Set problem:
Every line with the word "Operations" in it should be extracted from the data that follows.

Record extracts:
........
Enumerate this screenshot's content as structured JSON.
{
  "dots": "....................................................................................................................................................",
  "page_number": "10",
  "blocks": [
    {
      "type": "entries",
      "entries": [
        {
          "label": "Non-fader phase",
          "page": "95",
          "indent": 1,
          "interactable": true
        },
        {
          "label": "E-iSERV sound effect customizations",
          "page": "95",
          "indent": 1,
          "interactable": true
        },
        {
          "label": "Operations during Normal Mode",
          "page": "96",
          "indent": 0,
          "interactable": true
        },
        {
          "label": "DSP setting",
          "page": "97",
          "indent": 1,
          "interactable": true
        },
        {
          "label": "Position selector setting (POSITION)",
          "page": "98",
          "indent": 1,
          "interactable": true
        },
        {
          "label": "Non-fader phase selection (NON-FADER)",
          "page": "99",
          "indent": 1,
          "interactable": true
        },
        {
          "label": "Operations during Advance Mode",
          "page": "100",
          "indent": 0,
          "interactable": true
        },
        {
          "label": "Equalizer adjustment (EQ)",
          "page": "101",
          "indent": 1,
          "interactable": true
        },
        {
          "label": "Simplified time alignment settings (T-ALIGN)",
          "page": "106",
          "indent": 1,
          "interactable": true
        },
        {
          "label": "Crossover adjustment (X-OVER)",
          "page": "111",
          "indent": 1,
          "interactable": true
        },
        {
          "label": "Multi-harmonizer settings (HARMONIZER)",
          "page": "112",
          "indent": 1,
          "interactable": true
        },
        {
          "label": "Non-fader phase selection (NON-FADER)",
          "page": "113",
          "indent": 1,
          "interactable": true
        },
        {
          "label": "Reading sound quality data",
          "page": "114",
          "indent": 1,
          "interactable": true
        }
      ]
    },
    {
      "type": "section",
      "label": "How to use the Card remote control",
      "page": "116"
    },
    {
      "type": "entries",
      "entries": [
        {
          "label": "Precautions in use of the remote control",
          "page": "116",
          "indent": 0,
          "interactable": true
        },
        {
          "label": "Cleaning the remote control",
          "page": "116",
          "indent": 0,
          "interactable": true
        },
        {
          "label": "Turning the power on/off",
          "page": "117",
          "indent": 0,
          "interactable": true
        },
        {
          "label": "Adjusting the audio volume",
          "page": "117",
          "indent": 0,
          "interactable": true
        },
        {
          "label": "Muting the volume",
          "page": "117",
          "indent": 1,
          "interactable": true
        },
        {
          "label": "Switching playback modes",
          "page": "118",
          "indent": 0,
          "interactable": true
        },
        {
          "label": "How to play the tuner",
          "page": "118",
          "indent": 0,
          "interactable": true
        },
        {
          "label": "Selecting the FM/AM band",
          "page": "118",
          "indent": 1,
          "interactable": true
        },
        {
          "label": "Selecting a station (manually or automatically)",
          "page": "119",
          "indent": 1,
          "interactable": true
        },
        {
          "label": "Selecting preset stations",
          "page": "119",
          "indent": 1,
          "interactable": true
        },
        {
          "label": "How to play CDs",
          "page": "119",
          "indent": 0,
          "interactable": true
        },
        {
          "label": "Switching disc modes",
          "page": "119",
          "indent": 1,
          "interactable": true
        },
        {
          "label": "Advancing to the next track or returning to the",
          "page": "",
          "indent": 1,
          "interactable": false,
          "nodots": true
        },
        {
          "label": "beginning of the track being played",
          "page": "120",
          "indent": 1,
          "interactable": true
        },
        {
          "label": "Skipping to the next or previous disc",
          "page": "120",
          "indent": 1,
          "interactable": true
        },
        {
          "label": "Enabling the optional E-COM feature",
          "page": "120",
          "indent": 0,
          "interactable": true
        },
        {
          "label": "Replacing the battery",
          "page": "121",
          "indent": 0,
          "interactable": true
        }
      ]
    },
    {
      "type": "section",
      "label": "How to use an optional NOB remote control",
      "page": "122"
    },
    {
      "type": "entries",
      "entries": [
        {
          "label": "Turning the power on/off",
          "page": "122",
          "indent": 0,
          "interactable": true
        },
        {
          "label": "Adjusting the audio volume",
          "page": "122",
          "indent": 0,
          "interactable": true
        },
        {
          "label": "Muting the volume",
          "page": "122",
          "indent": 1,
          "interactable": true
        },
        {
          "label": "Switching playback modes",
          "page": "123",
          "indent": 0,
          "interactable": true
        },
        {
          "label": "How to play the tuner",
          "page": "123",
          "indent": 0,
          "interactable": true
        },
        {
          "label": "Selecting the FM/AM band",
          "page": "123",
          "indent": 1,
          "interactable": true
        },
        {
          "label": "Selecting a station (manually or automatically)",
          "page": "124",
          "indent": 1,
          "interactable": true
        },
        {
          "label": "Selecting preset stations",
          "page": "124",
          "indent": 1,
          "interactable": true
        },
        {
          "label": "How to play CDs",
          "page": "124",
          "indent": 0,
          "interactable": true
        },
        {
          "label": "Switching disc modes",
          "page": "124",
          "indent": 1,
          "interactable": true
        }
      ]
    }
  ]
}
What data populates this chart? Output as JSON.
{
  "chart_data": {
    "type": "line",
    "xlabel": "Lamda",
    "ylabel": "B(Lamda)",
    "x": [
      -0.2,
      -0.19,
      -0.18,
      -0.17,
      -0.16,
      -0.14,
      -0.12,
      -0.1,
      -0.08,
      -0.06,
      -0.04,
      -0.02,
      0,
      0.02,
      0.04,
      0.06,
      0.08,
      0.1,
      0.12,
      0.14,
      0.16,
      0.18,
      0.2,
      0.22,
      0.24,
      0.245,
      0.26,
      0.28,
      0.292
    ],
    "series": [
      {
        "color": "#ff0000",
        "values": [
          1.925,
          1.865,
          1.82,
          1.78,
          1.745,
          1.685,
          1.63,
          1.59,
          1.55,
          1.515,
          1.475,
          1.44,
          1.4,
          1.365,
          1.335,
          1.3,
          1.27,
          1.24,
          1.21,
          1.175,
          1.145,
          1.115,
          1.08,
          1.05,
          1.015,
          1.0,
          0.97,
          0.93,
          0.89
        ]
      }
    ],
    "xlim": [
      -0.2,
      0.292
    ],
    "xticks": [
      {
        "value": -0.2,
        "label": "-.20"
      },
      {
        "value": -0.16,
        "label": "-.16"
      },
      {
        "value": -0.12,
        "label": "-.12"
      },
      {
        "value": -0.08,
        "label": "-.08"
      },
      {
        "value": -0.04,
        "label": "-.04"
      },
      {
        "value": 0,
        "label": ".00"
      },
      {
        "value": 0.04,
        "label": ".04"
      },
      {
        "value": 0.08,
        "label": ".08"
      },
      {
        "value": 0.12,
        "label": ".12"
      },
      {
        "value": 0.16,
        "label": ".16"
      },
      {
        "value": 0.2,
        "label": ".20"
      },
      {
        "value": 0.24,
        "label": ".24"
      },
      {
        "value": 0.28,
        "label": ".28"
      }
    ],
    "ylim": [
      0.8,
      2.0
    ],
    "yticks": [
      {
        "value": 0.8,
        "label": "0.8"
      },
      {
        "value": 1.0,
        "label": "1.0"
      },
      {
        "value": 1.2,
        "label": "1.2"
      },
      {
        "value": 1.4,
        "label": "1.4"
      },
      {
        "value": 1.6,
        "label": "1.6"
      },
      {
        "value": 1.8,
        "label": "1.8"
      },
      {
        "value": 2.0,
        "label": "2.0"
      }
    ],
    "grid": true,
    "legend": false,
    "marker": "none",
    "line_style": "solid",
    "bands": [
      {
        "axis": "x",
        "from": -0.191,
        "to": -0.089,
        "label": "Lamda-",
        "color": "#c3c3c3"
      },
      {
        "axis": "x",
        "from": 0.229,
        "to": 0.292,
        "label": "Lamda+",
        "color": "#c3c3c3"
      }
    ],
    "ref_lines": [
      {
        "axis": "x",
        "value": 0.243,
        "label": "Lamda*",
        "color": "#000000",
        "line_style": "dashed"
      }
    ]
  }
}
........
Complete answer:
          "label": "Operations during Normal Mode",
          "label": "Operations during Advance Mode",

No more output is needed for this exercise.